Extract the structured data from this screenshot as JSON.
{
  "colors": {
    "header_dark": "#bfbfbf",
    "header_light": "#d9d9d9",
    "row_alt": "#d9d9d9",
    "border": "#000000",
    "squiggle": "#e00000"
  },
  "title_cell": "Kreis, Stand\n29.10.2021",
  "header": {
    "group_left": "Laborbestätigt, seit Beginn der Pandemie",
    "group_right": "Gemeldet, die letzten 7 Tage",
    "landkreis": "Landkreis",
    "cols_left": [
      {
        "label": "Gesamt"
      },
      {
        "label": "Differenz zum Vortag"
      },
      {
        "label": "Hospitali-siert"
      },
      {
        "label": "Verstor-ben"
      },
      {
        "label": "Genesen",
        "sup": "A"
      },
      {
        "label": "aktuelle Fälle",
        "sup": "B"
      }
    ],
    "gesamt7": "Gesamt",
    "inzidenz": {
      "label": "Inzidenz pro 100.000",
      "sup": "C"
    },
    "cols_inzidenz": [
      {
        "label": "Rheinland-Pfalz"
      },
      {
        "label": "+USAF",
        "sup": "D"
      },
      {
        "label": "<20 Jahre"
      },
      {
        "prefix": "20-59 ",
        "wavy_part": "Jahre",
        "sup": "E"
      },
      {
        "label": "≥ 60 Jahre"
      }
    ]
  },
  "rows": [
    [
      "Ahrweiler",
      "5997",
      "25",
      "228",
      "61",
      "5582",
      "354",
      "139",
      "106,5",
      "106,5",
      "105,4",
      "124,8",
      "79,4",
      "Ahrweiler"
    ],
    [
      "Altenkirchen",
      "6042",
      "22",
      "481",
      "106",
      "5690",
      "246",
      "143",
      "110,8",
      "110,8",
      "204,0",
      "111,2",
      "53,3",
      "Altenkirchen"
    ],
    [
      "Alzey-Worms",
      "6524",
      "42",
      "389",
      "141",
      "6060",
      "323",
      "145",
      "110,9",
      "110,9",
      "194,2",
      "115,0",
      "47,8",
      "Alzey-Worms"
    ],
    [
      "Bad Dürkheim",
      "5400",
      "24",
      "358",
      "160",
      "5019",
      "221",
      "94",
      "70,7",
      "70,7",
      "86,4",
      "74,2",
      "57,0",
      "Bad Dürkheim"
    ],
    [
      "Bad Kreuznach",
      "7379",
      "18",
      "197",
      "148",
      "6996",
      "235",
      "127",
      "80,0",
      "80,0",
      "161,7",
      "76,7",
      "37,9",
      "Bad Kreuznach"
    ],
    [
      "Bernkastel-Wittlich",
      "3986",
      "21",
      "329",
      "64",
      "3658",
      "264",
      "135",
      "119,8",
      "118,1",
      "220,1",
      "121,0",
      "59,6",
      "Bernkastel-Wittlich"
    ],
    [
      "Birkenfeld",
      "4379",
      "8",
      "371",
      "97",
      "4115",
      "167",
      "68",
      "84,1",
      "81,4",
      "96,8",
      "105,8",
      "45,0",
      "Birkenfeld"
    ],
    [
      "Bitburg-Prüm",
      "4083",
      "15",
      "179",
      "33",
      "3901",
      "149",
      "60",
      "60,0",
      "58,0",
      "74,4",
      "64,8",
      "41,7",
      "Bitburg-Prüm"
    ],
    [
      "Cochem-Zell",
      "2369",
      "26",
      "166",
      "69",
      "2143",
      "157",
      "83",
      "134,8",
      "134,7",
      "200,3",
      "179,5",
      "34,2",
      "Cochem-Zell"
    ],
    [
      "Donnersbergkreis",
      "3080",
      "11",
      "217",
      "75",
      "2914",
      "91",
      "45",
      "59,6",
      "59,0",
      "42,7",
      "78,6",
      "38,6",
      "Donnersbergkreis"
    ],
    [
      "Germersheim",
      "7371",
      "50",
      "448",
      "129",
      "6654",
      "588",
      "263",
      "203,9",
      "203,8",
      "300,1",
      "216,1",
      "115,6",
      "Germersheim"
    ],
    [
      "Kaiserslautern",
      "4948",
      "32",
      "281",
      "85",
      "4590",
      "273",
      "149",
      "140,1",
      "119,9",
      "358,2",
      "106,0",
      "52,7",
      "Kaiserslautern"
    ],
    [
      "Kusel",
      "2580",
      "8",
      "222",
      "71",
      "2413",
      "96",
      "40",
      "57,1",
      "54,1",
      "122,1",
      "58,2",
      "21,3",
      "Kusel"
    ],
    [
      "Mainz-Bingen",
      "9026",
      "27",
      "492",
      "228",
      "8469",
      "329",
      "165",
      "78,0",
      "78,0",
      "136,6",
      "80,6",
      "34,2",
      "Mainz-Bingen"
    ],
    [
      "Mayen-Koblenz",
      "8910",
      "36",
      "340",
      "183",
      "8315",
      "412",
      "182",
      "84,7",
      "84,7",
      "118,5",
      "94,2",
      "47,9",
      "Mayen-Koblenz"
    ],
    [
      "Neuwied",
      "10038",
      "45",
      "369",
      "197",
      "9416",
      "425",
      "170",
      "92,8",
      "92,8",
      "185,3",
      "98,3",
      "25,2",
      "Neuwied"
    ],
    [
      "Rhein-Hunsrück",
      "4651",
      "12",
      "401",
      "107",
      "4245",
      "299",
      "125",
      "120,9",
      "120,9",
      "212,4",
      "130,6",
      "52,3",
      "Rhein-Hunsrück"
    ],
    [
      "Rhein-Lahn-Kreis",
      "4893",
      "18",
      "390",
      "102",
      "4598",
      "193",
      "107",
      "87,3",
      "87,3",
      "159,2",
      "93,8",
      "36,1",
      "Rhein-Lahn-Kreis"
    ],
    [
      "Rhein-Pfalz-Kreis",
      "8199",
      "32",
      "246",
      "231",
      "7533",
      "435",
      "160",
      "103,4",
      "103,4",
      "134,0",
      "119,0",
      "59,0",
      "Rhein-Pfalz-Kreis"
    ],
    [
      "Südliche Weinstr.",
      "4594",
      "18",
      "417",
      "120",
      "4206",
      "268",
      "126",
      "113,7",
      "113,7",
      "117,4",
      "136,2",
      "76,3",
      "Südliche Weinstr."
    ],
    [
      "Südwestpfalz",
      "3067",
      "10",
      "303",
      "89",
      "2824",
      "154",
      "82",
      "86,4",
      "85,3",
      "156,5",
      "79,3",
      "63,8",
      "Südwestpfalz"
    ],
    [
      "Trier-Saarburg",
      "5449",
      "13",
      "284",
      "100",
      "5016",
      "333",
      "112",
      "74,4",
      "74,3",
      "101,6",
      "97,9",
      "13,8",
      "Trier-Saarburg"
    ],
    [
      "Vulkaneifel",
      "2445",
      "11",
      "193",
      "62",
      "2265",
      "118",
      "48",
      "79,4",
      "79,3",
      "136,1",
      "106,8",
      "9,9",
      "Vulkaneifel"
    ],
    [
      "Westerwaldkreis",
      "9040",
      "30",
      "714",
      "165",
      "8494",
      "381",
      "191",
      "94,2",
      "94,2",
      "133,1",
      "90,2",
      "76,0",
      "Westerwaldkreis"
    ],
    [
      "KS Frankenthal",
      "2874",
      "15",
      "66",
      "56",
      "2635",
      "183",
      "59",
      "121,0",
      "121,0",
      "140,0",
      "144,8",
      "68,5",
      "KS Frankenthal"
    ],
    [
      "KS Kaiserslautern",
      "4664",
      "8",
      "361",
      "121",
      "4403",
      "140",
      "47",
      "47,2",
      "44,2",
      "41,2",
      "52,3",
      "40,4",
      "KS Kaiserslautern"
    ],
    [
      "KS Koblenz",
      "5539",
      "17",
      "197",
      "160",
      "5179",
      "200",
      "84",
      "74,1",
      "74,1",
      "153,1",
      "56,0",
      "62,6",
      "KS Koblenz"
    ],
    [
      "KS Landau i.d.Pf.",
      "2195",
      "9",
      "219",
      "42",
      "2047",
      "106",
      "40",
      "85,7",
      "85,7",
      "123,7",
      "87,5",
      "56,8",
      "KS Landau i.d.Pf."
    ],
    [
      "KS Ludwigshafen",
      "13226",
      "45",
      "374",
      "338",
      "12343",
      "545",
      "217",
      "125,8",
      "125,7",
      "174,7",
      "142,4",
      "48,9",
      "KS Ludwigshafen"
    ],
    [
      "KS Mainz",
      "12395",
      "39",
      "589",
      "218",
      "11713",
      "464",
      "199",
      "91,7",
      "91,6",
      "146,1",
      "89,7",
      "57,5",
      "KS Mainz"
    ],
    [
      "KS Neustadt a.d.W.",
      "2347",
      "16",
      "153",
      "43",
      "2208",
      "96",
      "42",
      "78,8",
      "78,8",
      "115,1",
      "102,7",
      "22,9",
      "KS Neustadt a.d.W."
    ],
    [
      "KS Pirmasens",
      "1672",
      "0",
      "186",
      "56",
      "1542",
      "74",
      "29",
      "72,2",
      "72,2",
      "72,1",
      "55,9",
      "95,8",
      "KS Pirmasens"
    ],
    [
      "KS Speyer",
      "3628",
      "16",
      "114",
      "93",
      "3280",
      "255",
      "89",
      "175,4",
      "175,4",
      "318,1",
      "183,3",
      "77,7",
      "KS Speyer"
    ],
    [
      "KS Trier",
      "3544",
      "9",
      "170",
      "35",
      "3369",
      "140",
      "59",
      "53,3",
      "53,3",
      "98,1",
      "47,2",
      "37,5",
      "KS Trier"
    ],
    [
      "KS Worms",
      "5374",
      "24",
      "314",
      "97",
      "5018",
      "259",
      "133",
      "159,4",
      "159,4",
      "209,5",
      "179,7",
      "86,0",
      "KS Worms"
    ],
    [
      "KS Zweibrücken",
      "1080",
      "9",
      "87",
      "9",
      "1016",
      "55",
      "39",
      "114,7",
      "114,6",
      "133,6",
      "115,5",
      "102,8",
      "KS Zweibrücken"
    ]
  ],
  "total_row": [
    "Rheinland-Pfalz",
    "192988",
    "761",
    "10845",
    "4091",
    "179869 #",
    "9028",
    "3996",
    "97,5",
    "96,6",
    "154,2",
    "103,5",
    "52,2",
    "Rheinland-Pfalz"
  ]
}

----------------------------------------

Collect from the data above every line that includes "Bernkastel".

      "Bernkastel-Wittlich",
      "Bernkastel-Wittlich"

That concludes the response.